Problem statement: Write the listing out again, all of it, word for word.

-- begin Material --

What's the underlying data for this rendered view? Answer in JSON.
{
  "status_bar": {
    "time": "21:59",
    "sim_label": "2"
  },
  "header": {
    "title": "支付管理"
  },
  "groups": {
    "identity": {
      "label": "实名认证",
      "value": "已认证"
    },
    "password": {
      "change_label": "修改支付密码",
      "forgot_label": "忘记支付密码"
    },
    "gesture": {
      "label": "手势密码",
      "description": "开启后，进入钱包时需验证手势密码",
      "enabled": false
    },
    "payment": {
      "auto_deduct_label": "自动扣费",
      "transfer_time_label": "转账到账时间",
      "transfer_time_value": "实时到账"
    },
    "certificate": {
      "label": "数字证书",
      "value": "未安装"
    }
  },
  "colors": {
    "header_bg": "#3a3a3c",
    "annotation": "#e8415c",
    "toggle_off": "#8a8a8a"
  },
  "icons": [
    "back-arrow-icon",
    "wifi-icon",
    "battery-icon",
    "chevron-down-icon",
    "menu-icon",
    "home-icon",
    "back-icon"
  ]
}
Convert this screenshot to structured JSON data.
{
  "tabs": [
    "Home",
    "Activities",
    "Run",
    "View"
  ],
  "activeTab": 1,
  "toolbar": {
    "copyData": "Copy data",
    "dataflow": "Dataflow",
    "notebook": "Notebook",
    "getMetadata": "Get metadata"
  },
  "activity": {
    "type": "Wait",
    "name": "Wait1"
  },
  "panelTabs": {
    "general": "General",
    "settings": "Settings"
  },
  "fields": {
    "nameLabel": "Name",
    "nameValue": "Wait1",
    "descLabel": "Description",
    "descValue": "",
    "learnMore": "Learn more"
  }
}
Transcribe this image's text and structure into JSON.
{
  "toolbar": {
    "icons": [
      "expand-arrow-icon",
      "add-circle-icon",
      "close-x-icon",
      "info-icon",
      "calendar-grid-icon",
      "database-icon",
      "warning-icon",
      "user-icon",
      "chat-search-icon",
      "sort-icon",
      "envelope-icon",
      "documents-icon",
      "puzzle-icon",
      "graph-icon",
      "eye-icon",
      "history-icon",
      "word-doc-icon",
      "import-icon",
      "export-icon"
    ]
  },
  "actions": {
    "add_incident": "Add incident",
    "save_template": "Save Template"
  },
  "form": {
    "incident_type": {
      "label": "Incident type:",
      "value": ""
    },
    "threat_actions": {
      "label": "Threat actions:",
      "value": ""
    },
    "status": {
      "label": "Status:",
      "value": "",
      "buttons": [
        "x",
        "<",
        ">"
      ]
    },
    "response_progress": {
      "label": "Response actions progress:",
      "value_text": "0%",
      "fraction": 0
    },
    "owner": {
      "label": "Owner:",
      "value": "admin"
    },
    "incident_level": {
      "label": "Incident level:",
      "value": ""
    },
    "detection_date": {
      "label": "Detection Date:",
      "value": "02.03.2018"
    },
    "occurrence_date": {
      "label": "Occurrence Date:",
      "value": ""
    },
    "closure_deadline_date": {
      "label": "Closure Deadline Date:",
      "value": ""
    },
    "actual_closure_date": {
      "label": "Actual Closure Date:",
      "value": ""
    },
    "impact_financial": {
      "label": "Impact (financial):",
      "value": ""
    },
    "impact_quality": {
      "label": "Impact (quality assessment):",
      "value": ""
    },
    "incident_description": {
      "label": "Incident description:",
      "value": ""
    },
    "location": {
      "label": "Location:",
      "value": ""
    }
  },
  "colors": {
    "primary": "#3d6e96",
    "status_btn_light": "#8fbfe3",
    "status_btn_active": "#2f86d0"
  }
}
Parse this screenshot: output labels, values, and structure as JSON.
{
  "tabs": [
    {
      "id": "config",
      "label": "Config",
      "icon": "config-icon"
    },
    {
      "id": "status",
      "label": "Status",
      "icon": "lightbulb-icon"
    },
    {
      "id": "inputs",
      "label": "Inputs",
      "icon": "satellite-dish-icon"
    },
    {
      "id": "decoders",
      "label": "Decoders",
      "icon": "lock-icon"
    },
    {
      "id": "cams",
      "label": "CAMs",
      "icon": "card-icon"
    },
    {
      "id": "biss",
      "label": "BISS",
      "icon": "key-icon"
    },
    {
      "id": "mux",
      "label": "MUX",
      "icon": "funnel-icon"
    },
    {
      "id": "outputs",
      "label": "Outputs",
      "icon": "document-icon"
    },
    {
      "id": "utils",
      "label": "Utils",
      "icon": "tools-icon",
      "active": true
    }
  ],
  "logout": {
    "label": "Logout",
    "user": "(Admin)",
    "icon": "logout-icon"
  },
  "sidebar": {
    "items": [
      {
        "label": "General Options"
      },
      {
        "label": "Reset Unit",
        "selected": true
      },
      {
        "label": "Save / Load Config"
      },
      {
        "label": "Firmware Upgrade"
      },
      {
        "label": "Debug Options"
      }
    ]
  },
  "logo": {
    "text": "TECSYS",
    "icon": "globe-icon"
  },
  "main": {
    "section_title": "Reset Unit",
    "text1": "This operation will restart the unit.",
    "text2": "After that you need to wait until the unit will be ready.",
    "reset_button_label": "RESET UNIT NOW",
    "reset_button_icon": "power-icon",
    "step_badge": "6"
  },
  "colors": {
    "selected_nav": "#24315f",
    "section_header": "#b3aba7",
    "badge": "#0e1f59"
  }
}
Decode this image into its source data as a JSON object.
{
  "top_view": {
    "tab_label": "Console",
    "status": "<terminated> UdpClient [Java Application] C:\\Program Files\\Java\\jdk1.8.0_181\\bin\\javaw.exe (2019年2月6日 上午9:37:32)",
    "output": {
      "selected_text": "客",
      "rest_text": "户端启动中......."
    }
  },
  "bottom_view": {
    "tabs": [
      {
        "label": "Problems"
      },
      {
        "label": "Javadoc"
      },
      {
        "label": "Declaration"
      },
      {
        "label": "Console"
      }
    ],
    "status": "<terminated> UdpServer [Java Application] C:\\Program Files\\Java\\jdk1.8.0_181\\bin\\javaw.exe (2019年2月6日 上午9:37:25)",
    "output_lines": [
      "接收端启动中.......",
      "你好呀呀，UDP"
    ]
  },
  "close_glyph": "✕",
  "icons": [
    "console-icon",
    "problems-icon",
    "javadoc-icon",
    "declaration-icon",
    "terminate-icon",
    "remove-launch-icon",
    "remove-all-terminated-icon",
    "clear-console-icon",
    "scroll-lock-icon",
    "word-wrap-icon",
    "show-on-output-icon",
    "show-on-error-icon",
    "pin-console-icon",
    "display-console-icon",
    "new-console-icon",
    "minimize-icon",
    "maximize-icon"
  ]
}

-- end Material --

Answer to the task:
What's the underlying data for this rendered view? Answer in JSON.
{
  "status_bar": {
    "time": "21:59",
    "sim_label": "2"
  },
  "header": {
    "title": "支付管理"
  },
  "groups": {
    "identity": {
      "label": "实名认证",
      "value": "已认证"
    },
    "password": {
      "change_label": "修改支付密码",
      "forgot_label": "忘记支付密码"
    },
    "gesture": {
      "label": "手势密码",
      "description": "开启后，进入钱包时需验证手势密码",
      "enabled": false
    },
    "payment": {
      "auto_deduct_label": "自动扣费",
      "transfer_time_label": "转账到账时间",
      "transfer_time_value": "实时到账"
    },
    "certificate": {
      "label": "数字证书",
      "value": "未安装"
    }
  },
  "colors": {
    "header_bg": "#3a3a3c",
    "annotation": "#e8415c",
    "toggle_off": "#8a8a8a"
  },
  "icons": [
    "back-arrow-icon",
    "wifi-icon",
    "battery-icon",
    "chevron-down-icon",
    "menu-icon",
    "home-icon",
    "back-icon"
  ]
}
Convert this screenshot to structured JSON data.
{
  "tabs": [
    "Home",
    "Activities",
    "Run",
    "View"
  ],
  "activeTab": 1,
  "toolbar": {
    "copyData": "Copy data",
    "dataflow": "Dataflow",
    "notebook": "Notebook",
    "getMetadata": "Get metadata"
  },
  "activity": {
    "type": "Wait",
    "name": "Wait1"
  },
  "panelTabs": {
    "general": "General",
    "settings": "Settings"
  },
  "fields": {
    "nameLabel": "Name",
    "nameValue": "Wait1",
    "descLabel": "Description",
    "descValue": "",
    "learnMore": "Learn more"
  }
}
Transcribe this image's text and structure into JSON.
{
  "toolbar": {
    "icons": [
      "expand-arrow-icon",
      "add-circle-icon",
      "close-x-icon",
      "info-icon",
      "calendar-grid-icon",
      "database-icon",
      "warning-icon",
      "user-icon",
      "chat-search-icon",
      "sort-icon",
      "envelope-icon",
      "documents-icon",
      "puzzle-icon",
      "graph-icon",
      "eye-icon",
      "history-icon",
      "word-doc-icon",
      "import-icon",
      "export-icon"
    ]
  },
  "actions": {
    "add_incident": "Add incident",
    "save_template": "Save Template"
  },
  "form": {
    "incident_type": {
      "label": "Incident type:",
      "value": ""
    },
    "threat_actions": {
      "label": "Threat actions:",
      "value": ""
    },
    "status": {
      "label": "Status:",
      "value": "",
      "buttons": [
        "x",
        "<",
        ">"
      ]
    },
    "response_progress": {
      "label": "Response actions progress:",
      "value_text": "0%",
      "fraction": 0
    },
    "owner": {
      "label": "Owner:",
      "value": "admin"
    },
    "incident_level": {
      "label": "Incident level:",
      "value": ""
    },
    "detection_date": {
      "label": "Detection Date:",
      "value": "02.03.2018"
    },
    "occurrence_date": {
      "label": "Occurrence Date:",
      "value": ""
    },
    "closure_deadline_date": {
      "label": "Closure Deadline Date:",
      "value": ""
    },
    "actual_closure_date": {
      "label": "Actual Closure Date:",
      "value": ""
    },
    "impact_financial": {
      "label": "Impact (financial):",
      "value": ""
    },
    "impact_quality": {
      "label": "Impact (quality assessment):",
      "value": ""
    },
    "incident_description": {
      "label": "Incident description:",
      "value": ""
    },
    "location": {
      "label": "Location:",
      "value": ""
    }
  },
  "colors": {
    "primary": "#3d6e96",
    "status_btn_light": "#8fbfe3",
    "status_btn_active": "#2f86d0"
  }
}
Parse this screenshot: output labels, values, and structure as JSON.
{
  "tabs": [
    {
      "id": "config",
      "label": "Config",
      "icon": "config-icon"
    },
    {
      "id": "status",
      "label": "Status",
      "icon": "lightbulb-icon"
    },
    {
      "id": "inputs",
      "label": "Inputs",
      "icon": "satellite-dish-icon"
    },
    {
      "id": "decoders",
      "label": "Decoders",
      "icon": "lock-icon"
    },
    {
      "id": "cams",
      "label": "CAMs",
      "icon": "card-icon"
    },
    {
      "id": "biss",
      "label": "BISS",
      "icon": "key-icon"
    },
    {
      "id": "mux",
      "label": "MUX",
      "icon": "funnel-icon"
    },
    {
      "id": "outputs",
      "label": "Outputs",
      "icon": "document-icon"
    },
    {
      "id": "utils",
      "label": "Utils",
      "icon": "tools-icon",
      "active": true
    }
  ],
  "logout": {
    "label": "Logout",
    "user": "(Admin)",
    "icon": "logout-icon"
  },
  "sidebar": {
    "items": [
      {
        "label": "General Options"
      },
      {
        "label": "Reset Unit",
        "selected": true
      },
      {
        "label": "Save / Load Config"
      },
      {
        "label": "Firmware Upgrade"
      },
      {
        "label": "Debug Options"
      }
    ]
  },
  "logo": {
    "text": "TECSYS",
    "icon": "globe-icon"
  },
  "main": {
    "section_title": "Reset Unit",
    "text1": "This operation will restart the unit.",
    "text2": "After that you need to wait until the unit will be ready.",
    "reset_button_label": "RESET UNIT NOW",
    "reset_button_icon": "power-icon",
    "step_badge": "6"
  },
  "colors": {
    "selected_nav": "#24315f",
    "section_header": "#b3aba7",
    "badge": "#0e1f59"
  }
}
Decode this image into its source data as a JSON object.
{
  "top_view": {
    "tab_label": "Console",
    "status": "<terminated> UdpClient [Java Application] C:\\Program Files\\Java\\jdk1.8.0_181\\bin\\javaw.exe (2019年2月6日 上午9:37:32)",
    "output": {
      "selected_text": "客",
      "rest_text": "户端启动中......."
    }
  },
  "bottom_view": {
    "tabs": [
      {
        "label": "Problems"
      },
      {
        "label": "Javadoc"
      },
      {
        "label": "Declaration"
      },
      {
        "label": "Console"
      }
    ],
    "status": "<terminated> UdpServer [Java Application] C:\\Program Files\\Java\\jdk1.8.0_181\\bin\\javaw.exe (2019年2月6日 上午9:37:25)",
    "output_lines": [
      "接收端启动中.......",
      "你好呀呀，UDP"
    ]
  },
  "close_glyph": "✕",
  "icons": [
    "console-icon",
    "problems-icon",
    "javadoc-icon",
    "declaration-icon",
    "terminate-icon",
    "remove-launch-icon",
    "remove-all-terminated-icon",
    "clear-console-icon",
    "scroll-lock-icon",
    "word-wrap-icon",
    "show-on-output-icon",
    "show-on-error-icon",
    "pin-console-icon",
    "display-console-icon",
    "new-console-icon",
    "minimize-icon",
    "maximize-icon"
  ]
}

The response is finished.